INSTRUCTIONS TO FOLLOW
Reproduce the material below with "schematic diagram" swapped for "schematic drawing", leaving every other word unchanged.

RECORDS SHOWN

- - - -

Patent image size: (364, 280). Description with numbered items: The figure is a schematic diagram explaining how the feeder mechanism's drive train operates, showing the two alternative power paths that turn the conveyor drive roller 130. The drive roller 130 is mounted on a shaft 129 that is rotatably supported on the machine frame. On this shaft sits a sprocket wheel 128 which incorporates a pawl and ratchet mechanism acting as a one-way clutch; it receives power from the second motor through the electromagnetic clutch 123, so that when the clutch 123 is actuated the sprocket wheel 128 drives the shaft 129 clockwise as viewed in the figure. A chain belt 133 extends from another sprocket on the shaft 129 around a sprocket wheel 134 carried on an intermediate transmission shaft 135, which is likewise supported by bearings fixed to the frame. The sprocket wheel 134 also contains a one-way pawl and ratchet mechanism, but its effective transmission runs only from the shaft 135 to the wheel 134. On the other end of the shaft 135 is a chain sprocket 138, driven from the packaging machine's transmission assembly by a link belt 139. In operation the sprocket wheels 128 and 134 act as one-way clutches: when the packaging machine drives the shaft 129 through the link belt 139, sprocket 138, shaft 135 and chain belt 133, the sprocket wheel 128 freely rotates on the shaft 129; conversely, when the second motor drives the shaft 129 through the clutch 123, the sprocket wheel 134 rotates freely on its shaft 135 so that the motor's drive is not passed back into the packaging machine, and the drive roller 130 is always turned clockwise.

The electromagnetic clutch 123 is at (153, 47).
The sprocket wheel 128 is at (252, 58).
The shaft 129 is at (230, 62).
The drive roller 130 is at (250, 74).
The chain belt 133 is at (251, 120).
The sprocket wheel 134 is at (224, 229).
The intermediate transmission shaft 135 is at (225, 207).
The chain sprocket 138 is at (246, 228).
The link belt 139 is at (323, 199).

- - - -

SOLUTION TO THE EXERCISE
Patent image size: (364, 280). Description with numbered items: The figure is a schematic drawing explaining how the feeder mechanism's drive train operates, showing the two alternative power paths that turn the conveyor drive roller 130. The drive roller 130 is mounted on a shaft 129 that is rotatably supported on the machine frame. On this shaft sits a sprocket wheel 128 which incorporates a pawl and ratchet mechanism acting as a one-way clutch; it receives power from the second motor through the electromagnetic clutch 123, so that when the clutch 123 is actuated the sprocket wheel 128 drives the shaft 129 clockwise as viewed in the figure. A chain belt 133 extends from another sprocket on the shaft 129 around a sprocket wheel 134 carried on an intermediate transmission shaft 135, which is likewise supported by bearings fixed to the frame. The sprocket wheel 134 also contains a one-way pawl and ratchet mechanism, but its effective transmission runs only from the shaft 135 to the wheel 134. On the other end of the shaft 135 is a chain sprocket 138, driven from the packaging machine's transmission assembly by a link belt 139. In operation the sprocket wheels 128 and 134 act as one-way clutches: when the packaging machine drives the shaft 129 through the link belt 139, sprocket 138, shaft 135 and chain belt 133, the sprocket wheel 128 freely rotates on the shaft 129; conversely, when the second motor drives the shaft 129 through the clutch 123, the sprocket wheel 134 rotates freely on its shaft 135 so that the motor's drive is not passed back into the packaging machine, and the drive roller 130 is always turned clockwise.

The electromagnetic clutch 123 is at (153, 47).
The sprocket wheel 128 is at (252, 58).
The shaft 129 is at (230, 62).
The drive roller 130 is at (250, 74).
The chain belt 133 is at (251, 120).
The sprocket wheel 134 is at (224, 229).
The intermediate transmission shaft 135 is at (225, 207).
The chain sprocket 138 is at (246, 228).
The link belt 139 is at (323, 199).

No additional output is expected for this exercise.